### Problem description
All of the entries need to be written out again, exactly as they are.

### Information given
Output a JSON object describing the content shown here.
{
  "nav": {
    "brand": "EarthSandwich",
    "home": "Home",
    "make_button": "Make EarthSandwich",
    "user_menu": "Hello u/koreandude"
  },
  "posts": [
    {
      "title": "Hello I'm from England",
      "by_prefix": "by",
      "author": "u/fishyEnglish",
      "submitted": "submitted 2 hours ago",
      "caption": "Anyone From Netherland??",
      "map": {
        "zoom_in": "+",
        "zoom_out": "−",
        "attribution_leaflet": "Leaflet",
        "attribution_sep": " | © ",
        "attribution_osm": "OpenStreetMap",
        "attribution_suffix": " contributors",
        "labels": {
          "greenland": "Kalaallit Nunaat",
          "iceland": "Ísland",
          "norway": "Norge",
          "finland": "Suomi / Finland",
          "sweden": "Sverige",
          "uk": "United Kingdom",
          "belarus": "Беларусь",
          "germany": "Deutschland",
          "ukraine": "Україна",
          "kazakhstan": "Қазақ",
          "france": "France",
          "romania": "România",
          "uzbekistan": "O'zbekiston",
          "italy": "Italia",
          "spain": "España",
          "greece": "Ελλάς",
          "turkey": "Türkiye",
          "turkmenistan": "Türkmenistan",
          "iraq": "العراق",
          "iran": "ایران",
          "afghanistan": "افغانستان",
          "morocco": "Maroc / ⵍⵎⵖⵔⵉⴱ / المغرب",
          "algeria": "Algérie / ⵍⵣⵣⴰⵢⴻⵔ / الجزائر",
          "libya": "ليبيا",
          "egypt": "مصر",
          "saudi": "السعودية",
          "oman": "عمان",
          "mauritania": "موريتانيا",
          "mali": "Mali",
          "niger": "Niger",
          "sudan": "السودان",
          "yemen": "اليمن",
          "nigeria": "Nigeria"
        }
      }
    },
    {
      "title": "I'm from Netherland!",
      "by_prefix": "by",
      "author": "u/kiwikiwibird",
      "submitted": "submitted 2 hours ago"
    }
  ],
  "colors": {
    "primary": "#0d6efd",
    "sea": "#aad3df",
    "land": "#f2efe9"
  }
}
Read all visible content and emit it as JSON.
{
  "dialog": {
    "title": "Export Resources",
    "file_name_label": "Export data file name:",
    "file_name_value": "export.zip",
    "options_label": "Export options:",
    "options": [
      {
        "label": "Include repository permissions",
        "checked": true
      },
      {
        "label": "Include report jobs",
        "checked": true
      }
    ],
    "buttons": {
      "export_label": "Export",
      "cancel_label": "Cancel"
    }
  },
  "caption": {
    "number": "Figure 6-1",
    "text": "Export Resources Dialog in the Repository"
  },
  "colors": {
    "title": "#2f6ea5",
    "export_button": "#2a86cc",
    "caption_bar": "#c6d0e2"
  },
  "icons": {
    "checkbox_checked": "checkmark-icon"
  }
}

### Response to the task
Output a JSON object describing the content shown here.
{
  "nav": {
    "brand": "EarthSandwich",
    "home": "Home",
    "make_button": "Make EarthSandwich",
    "user_menu": "Hello u/koreandude"
  },
  "posts": [
    {
      "title": "Hello I'm from England",
      "by_prefix": "by",
      "author": "u/fishyEnglish",
      "submitted": "submitted 2 hours ago",
      "caption": "Anyone From Netherland??",
      "map": {
        "zoom_in": "+",
        "zoom_out": "−",
        "attribution_leaflet": "Leaflet",
        "attribution_sep": " | © ",
        "attribution_osm": "OpenStreetMap",
        "attribution_suffix": " contributors",
        "labels": {
          "greenland": "Kalaallit Nunaat",
          "iceland": "Ísland",
          "norway": "Norge",
          "finland": "Suomi / Finland",
          "sweden": "Sverige",
          "uk": "United Kingdom",
          "belarus": "Беларусь",
          "germany": "Deutschland",
          "ukraine": "Україна",
          "kazakhstan": "Қазақ",
          "france": "France",
          "romania": "România",
          "uzbekistan": "O'zbekiston",
          "italy": "Italia",
          "spain": "España",
          "greece": "Ελλάς",
          "turkey": "Türkiye",
          "turkmenistan": "Türkmenistan",
          "iraq": "العراق",
          "iran": "ایران",
          "afghanistan": "افغانستان",
          "morocco": "Maroc / ⵍⵎⵖⵔⵉⴱ / المغرب",
          "algeria": "Algérie / ⵍⵣⵣⴰⵢⴻⵔ / الجزائر",
          "libya": "ليبيا",
          "egypt": "مصر",
          "saudi": "السعودية",
          "oman": "عمان",
          "mauritania": "موريتانيا",
          "mali": "Mali",
          "niger": "Niger",
          "sudan": "السودان",
          "yemen": "اليمن",
          "nigeria": "Nigeria"
        }
      }
    },
    {
      "title": "I'm from Netherland!",
      "by_prefix": "by",
      "author": "u/kiwikiwibird",
      "submitted": "submitted 2 hours ago"
    }
  ],
  "colors": {
    "primary": "#0d6efd",
    "sea": "#aad3df",
    "land": "#f2efe9"
  }
}
Read all visible content and emit it as JSON.
{
  "dialog": {
    "title": "Export Resources",
    "file_name_label": "Export data file name:",
    "file_name_value": "export.zip",
    "options_label": "Export options:",
    "options": [
      {
        "label": "Include repository permissions",
        "checked": true
      },
      {
        "label": "Include report jobs",
        "checked": true
      }
    ],
    "buttons": {
      "export_label": "Export",
      "cancel_label": "Cancel"
    }
  },
  "caption": {
    "number": "Figure 6-1",
    "text": "Export Resources Dialog in the Repository"
  },
  "colors": {
    "title": "#2f6ea5",
    "export_button": "#2a86cc",
    "caption_bar": "#c6d0e2"
  },
  "icons": {
    "checkbox_checked": "checkmark-icon"
  }
}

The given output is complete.